- DATA ROWS
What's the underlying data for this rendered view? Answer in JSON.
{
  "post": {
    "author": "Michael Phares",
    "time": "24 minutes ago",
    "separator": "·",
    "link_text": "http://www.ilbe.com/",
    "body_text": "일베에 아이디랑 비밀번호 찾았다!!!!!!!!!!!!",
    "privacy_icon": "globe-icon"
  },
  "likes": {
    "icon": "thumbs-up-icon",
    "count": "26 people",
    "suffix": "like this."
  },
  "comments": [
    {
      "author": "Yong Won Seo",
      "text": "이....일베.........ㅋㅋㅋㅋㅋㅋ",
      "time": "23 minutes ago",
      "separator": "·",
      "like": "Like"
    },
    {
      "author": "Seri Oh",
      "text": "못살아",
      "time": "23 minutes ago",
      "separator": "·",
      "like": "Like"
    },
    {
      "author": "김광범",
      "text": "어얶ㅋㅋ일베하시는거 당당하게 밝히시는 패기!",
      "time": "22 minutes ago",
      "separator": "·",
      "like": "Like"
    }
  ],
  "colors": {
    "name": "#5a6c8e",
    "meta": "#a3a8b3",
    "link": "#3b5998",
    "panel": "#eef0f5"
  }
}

- WHAT IS NEEDED
Extract each line from the listing that holds the word "author".

- EXPECTED OUTPUT
    "author": "Michael Phares",
      "author": "Yong Won Seo",
      "author": "Seri Oh",
      "author": "김광범",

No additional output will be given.